[Records that describe figures]
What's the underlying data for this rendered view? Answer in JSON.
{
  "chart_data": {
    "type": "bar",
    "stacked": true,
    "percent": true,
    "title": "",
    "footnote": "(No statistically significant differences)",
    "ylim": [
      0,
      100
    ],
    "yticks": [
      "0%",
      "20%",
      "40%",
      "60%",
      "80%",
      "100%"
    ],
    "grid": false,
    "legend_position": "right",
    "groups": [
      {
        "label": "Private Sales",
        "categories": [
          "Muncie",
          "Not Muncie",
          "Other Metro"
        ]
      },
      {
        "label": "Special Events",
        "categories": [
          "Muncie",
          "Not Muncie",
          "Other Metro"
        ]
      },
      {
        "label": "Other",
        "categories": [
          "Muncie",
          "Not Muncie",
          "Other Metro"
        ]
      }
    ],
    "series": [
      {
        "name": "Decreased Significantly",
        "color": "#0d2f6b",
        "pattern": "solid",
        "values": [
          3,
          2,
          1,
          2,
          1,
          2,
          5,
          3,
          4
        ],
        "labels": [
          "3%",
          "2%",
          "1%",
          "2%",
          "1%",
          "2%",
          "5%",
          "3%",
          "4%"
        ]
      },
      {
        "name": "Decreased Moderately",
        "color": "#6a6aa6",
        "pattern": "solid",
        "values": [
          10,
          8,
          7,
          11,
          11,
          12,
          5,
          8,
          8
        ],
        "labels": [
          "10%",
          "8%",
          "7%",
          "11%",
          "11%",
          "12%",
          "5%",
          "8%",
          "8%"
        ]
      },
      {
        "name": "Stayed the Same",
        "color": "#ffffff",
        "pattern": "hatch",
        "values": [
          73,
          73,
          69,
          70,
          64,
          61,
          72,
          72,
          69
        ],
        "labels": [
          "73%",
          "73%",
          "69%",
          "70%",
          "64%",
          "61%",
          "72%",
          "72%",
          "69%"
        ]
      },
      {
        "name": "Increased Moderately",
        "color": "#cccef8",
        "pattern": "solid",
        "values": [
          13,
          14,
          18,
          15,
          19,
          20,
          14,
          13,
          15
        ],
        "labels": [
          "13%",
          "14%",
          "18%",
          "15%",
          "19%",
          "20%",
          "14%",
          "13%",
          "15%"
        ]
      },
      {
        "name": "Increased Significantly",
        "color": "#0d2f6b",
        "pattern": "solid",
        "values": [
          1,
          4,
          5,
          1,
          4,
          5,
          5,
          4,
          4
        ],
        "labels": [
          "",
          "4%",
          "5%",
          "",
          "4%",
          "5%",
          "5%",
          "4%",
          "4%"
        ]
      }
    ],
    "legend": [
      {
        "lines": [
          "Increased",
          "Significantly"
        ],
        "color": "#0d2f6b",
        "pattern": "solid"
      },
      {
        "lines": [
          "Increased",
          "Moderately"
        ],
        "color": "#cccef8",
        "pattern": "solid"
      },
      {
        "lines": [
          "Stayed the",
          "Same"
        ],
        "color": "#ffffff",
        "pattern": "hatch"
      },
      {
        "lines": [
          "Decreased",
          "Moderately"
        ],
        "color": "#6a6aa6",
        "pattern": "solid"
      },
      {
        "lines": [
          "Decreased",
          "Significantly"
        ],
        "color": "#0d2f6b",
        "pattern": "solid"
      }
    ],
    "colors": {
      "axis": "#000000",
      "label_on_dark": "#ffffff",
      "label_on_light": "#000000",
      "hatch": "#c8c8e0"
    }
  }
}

* WRITTEN EXERCISE: Without leaving anything out, give the entries again exactly.

* SOLVED PROBLEM:
What's the underlying data for this rendered view? Answer in JSON.
{
  "chart_data": {
    "type": "bar",
    "stacked": true,
    "percent": true,
    "title": "",
    "footnote": "(No statistically significant differences)",
    "ylim": [
      0,
      100
    ],
    "yticks": [
      "0%",
      "20%",
      "40%",
      "60%",
      "80%",
      "100%"
    ],
    "grid": false,
    "legend_position": "right",
    "groups": [
      {
        "label": "Private Sales",
        "categories": [
          "Muncie",
          "Not Muncie",
          "Other Metro"
        ]
      },
      {
        "label": "Special Events",
        "categories": [
          "Muncie",
          "Not Muncie",
          "Other Metro"
        ]
      },
      {
        "label": "Other",
        "categories": [
          "Muncie",
          "Not Muncie",
          "Other Metro"
        ]
      }
    ],
    "series": [
      {
        "name": "Decreased Significantly",
        "color": "#0d2f6b",
        "pattern": "solid",
        "values": [
          3,
          2,
          1,
          2,
          1,
          2,
          5,
          3,
          4
        ],
        "labels": [
          "3%",
          "2%",
          "1%",
          "2%",
          "1%",
          "2%",
          "5%",
          "3%",
          "4%"
        ]
      },
      {
        "name": "Decreased Moderately",
        "color": "#6a6aa6",
        "pattern": "solid",
        "values": [
          10,
          8,
          7,
          11,
          11,
          12,
          5,
          8,
          8
        ],
        "labels": [
          "10%",
          "8%",
          "7%",
          "11%",
          "11%",
          "12%",
          "5%",
          "8%",
          "8%"
        ]
      },
      {
        "name": "Stayed the Same",
        "color": "#ffffff",
        "pattern": "hatch",
        "values": [
          73,
          73,
          69,
          70,
          64,
          61,
          72,
          72,
          69
        ],
        "labels": [
          "73%",
          "73%",
          "69%",
          "70%",
          "64%",
          "61%",
          "72%",
          "72%",
          "69%"
        ]
      },
      {
        "name": "Increased Moderately",
        "color": "#cccef8",
        "pattern": "solid",
        "values": [
          13,
          14,
          18,
          15,
          19,
          20,
          14,
          13,
          15
        ],
        "labels": [
          "13%",
          "14%",
          "18%",
          "15%",
          "19%",
          "20%",
          "14%",
          "13%",
          "15%"
        ]
      },
      {
        "name": "Increased Significantly",
        "color": "#0d2f6b",
        "pattern": "solid",
        "values": [
          1,
          4,
          5,
          1,
          4,
          5,
          5,
          4,
          4
        ],
        "labels": [
          "",
          "4%",
          "5%",
          "",
          "4%",
          "5%",
          "5%",
          "4%",
          "4%"
        ]
      }
    ],
    "legend": [
      {
        "lines": [
          "Increased",
          "Significantly"
        ],
        "color": "#0d2f6b",
        "pattern": "solid"
      },
      {
        "lines": [
          "Increased",
          "Moderately"
        ],
        "color": "#cccef8",
        "pattern": "solid"
      },
      {
        "lines": [
          "Stayed the",
          "Same"
        ],
        "color": "#ffffff",
        "pattern": "hatch"
      },
      {
        "lines": [
          "Decreased",
          "Moderately"
        ],
        "color": "#6a6aa6",
        "pattern": "solid"
      },
      {
        "lines": [
          "Decreased",
          "Significantly"
        ],
        "color": "#0d2f6b",
        "pattern": "solid"
      }
    ],
    "colors": {
      "axis": "#000000",
      "label_on_dark": "#ffffff",
      "label_on_light": "#000000",
      "hatch": "#c8c8e0"
    }
  }
}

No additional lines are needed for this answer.